TASKS TO PERFORM:
1) Repeat word for word the stretch of the daily-driver thread from "## ALX (Apr" through "(Dec 31, 2005)".
2) Answer these from the daily-driver thread:
(a) How far does chriswf drive, and how many days a week?
(b) How often does ALX say front tires might need buying?
(c) What size were the Datonas that chriswf found?

PROVIDED PASSAGE:
# Daily driver?



## chriswf (Jun 30, 2007)

I was thinking of getting a cutlass and putting hydraulics on it... Can you use a car with hydraulics as a daily driver? I drive 50ish miles 5 days a week... Can you do this on a car with hydraulics?

If so, are there any requirements to using the vehicle every day? Other than charging batteries?


----------



## ALX (Apr 9, 2005)

get used to the ride quality and probably having to buy front tires once a month (depending on a-arm extension)


----------



## fundimotorsports (Dec 31, 2005)

> _Originally posted by ALX_@Jun 30 2007, 12:57 PM~8209061
> *get used to the ride quality and probably having to buy front tires once a month (depending on a-arm extension)
> *




:roflmao: :roflmao: 


Yup. get use to the used tire guy...in my case. i wish I could get 14' on here. 16 white walls are a arm and a leg!!!!!!!!!!!! :angry: :biggrin:


----------



## chriswf (Jun 30, 2007)

The front wears down fast b/c of the way the car rides right? With the front wheels kinda leaning? Correct?

I found some Datonas (spelling) that were 15 inches. How much would the small tires for that cost? 

I knew someone who had 14 inch wheels I think? With the small tires and he was replacing them every 2 months... 

I heard they're not that expensive though. Anyone know the average cost of what they'd cost in Texas? Maybe?


----------



## Silentdawg (Jul 19, 2005)

ENTRIES SHOWN:

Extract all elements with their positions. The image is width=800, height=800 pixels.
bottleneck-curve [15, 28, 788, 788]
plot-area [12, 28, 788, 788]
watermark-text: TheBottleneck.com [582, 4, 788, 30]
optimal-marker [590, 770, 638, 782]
---
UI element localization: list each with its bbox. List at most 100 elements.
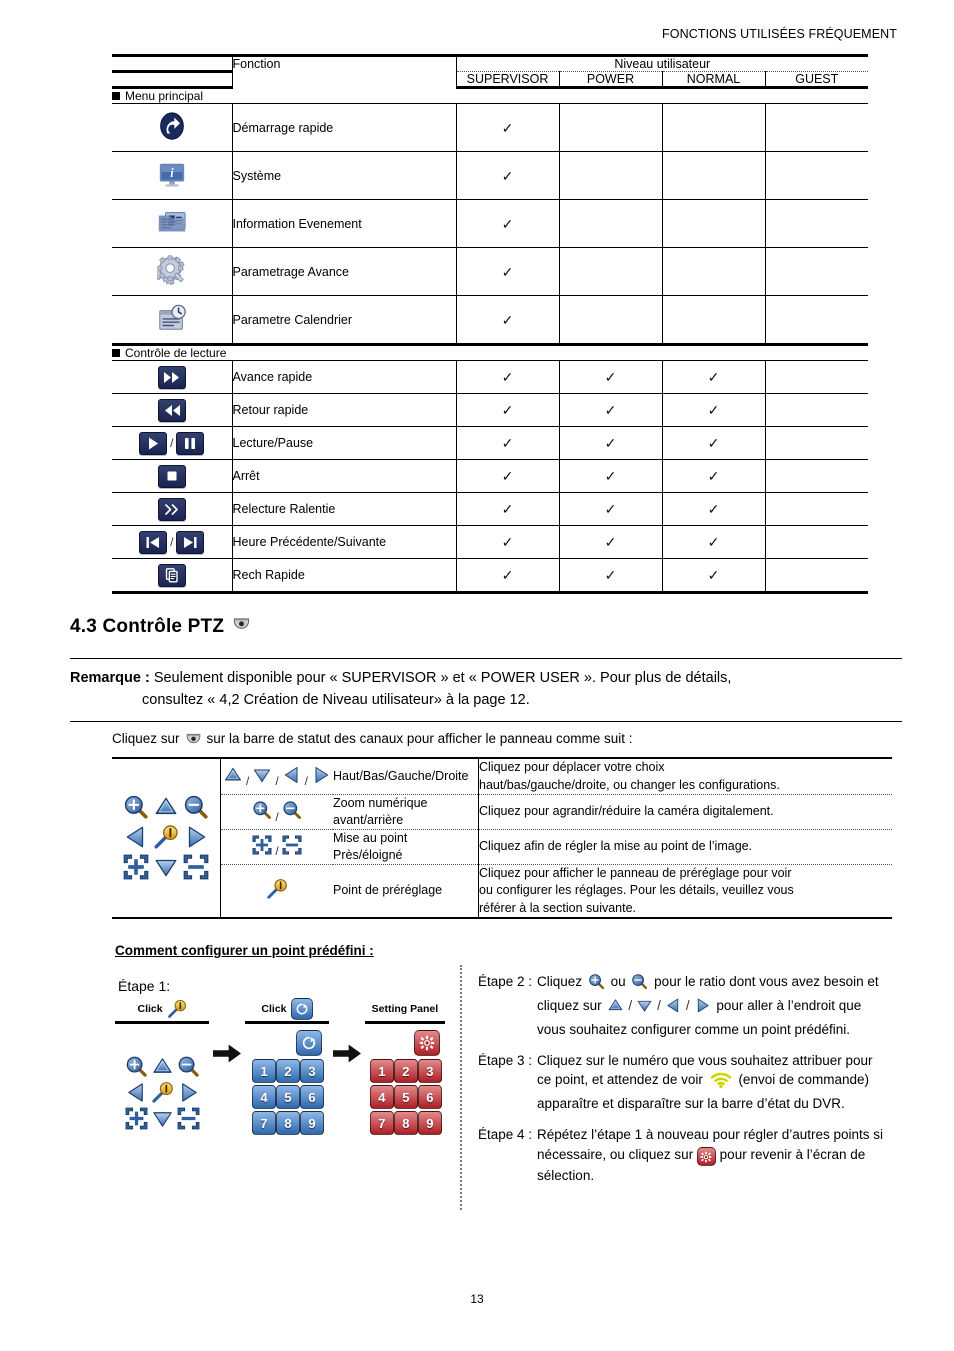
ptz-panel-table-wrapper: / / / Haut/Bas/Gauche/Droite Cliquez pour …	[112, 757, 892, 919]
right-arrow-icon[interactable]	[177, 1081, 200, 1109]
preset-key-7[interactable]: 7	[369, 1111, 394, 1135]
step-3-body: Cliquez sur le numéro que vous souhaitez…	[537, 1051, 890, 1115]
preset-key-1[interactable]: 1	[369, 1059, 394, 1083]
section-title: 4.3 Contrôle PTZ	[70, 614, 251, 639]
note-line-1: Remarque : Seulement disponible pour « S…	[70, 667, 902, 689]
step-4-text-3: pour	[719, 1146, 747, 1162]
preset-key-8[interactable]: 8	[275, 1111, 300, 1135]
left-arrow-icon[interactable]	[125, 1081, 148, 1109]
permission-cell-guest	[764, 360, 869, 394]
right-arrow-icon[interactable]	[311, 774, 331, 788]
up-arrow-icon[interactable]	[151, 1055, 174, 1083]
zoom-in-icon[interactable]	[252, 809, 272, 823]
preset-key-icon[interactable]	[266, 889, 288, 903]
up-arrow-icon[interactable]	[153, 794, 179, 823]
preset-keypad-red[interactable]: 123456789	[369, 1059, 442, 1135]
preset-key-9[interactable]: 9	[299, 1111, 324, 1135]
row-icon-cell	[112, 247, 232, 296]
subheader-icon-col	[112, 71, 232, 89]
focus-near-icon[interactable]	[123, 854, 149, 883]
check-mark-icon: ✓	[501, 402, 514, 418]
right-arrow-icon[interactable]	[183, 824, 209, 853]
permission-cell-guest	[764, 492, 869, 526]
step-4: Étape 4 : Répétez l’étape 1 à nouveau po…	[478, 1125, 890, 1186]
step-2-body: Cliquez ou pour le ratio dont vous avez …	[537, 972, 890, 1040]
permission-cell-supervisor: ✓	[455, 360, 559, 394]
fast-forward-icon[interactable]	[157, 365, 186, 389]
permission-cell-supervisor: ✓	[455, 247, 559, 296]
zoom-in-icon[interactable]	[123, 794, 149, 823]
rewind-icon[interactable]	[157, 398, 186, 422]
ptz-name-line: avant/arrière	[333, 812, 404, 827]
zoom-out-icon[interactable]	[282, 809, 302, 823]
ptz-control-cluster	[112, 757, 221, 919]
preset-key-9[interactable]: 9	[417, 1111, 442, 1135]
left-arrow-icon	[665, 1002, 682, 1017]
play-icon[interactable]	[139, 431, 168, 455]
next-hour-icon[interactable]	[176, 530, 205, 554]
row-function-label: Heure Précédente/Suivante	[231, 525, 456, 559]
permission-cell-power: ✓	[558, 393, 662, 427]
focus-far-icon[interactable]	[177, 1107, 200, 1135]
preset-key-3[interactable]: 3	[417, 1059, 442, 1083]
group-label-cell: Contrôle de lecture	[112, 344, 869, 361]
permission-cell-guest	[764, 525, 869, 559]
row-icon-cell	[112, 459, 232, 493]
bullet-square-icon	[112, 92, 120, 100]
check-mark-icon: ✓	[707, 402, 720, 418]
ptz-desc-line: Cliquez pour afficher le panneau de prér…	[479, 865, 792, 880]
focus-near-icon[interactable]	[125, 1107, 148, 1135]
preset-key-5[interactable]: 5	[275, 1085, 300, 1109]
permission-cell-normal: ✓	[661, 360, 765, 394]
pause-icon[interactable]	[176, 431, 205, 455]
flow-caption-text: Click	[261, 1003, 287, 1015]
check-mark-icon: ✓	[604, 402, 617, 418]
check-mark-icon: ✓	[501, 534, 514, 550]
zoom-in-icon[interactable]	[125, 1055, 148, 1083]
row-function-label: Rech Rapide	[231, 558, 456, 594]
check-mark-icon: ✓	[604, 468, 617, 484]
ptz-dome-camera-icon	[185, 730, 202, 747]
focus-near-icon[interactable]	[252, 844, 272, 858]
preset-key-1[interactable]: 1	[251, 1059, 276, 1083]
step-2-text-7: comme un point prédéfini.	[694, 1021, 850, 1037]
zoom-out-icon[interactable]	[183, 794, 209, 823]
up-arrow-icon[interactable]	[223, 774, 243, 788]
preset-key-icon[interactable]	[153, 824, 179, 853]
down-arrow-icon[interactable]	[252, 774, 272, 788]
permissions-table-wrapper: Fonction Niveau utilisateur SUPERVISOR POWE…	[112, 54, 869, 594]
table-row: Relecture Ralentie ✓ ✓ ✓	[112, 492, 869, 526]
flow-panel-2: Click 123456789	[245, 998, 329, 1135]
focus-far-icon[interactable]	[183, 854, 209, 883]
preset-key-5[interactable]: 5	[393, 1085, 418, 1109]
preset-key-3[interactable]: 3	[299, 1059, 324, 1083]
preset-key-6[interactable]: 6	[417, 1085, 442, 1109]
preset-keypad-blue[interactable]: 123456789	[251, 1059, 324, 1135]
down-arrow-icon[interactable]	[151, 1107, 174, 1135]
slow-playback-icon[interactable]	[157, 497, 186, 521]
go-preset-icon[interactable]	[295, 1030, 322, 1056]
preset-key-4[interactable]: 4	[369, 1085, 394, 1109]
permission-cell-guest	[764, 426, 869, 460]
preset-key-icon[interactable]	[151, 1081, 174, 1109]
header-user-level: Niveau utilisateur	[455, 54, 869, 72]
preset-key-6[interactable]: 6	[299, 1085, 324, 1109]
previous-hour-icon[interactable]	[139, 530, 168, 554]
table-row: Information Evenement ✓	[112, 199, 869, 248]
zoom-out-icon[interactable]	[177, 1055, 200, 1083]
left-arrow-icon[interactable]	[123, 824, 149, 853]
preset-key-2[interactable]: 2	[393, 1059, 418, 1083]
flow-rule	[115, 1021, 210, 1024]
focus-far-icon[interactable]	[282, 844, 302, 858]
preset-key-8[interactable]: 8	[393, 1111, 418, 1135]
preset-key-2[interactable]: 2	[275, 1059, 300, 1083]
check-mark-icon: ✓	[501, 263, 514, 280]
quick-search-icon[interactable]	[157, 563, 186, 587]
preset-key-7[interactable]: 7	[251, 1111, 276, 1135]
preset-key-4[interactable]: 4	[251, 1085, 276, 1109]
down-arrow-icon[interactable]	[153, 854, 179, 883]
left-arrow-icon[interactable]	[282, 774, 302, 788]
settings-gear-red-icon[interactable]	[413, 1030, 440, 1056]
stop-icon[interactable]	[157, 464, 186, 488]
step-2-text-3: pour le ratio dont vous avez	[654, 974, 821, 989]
--
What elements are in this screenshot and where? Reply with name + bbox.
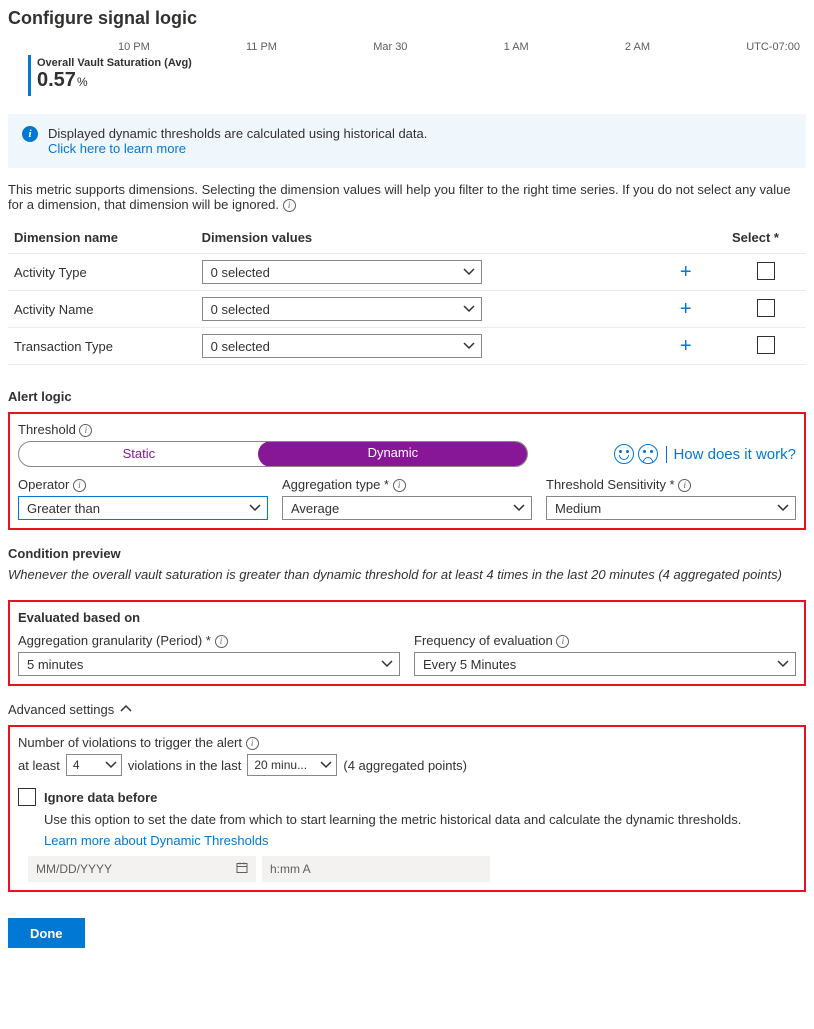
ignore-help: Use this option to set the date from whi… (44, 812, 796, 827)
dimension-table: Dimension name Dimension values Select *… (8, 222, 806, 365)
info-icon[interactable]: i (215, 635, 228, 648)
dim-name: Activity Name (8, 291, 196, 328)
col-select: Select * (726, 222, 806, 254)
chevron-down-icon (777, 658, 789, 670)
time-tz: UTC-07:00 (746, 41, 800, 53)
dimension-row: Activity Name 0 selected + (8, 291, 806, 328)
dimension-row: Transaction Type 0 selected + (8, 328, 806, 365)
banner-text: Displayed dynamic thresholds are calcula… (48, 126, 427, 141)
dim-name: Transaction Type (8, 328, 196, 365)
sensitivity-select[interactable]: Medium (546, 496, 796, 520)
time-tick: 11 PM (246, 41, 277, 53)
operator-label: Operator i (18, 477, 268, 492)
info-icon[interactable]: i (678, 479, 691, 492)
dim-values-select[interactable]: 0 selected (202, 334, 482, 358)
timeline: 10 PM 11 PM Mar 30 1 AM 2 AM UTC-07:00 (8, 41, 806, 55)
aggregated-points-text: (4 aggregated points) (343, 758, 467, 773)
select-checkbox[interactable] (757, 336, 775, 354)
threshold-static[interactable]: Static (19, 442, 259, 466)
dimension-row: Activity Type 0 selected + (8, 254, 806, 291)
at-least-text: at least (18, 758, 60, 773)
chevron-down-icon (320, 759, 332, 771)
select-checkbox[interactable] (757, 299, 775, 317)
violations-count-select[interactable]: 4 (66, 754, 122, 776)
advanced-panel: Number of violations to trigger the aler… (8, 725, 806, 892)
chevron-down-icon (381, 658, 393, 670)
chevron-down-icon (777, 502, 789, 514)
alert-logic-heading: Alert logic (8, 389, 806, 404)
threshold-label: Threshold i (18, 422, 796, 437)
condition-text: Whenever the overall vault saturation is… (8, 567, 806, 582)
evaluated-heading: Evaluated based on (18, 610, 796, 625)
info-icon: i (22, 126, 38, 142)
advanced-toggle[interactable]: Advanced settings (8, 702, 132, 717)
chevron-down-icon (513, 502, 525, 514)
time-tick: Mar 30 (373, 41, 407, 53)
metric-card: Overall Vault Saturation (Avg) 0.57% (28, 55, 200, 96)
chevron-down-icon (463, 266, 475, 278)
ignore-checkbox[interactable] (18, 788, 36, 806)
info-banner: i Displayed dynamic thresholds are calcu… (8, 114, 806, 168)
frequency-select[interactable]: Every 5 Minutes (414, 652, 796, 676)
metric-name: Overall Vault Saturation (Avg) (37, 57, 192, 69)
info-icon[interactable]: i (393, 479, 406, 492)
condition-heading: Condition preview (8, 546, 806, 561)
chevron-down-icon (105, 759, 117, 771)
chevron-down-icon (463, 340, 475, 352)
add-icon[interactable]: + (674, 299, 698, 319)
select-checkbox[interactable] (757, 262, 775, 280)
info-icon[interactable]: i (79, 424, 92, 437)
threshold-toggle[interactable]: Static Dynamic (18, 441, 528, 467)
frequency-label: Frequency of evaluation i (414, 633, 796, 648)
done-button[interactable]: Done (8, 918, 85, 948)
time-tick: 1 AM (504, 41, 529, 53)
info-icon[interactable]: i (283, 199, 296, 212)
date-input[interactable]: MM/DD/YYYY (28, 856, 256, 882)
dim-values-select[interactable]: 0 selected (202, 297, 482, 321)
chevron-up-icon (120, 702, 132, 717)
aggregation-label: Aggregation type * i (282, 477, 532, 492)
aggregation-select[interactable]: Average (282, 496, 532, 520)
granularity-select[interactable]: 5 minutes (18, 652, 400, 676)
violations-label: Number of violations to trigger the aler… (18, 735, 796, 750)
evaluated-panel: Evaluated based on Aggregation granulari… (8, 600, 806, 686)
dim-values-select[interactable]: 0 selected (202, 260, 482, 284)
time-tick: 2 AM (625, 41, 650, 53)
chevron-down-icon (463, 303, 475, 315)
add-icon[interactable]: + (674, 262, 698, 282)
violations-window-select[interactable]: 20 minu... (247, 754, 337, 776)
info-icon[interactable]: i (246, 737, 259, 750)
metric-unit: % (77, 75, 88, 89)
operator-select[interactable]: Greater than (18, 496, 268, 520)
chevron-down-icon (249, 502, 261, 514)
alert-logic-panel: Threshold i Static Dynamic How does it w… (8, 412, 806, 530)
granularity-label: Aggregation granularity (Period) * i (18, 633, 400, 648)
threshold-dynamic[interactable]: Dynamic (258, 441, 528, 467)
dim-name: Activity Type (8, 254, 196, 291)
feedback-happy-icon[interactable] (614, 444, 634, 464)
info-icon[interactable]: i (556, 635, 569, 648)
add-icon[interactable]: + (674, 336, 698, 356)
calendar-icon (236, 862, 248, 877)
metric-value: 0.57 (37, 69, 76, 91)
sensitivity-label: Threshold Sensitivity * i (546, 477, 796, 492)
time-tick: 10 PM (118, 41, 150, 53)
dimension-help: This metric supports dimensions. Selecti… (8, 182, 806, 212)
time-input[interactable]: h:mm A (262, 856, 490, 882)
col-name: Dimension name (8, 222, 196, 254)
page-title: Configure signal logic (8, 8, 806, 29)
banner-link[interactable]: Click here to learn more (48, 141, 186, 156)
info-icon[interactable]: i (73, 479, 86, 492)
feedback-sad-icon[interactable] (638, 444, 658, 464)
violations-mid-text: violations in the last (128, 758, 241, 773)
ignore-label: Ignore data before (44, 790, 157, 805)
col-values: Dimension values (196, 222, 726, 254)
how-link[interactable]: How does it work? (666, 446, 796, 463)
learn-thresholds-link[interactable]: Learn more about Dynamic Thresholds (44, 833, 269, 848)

TASK RESPONSES:
1)
## ALX (Apr 9, 2005)

get used to the ride quality and probably having to buy front tires once a month (depending on a-arm extension)


----------



## fundimotorsports (Dec 31, 2005)

2)
(a) About 50 miles, 5 days a week.
(b) Probably once a month, depending on a-arm extension.
(c) 15 inches.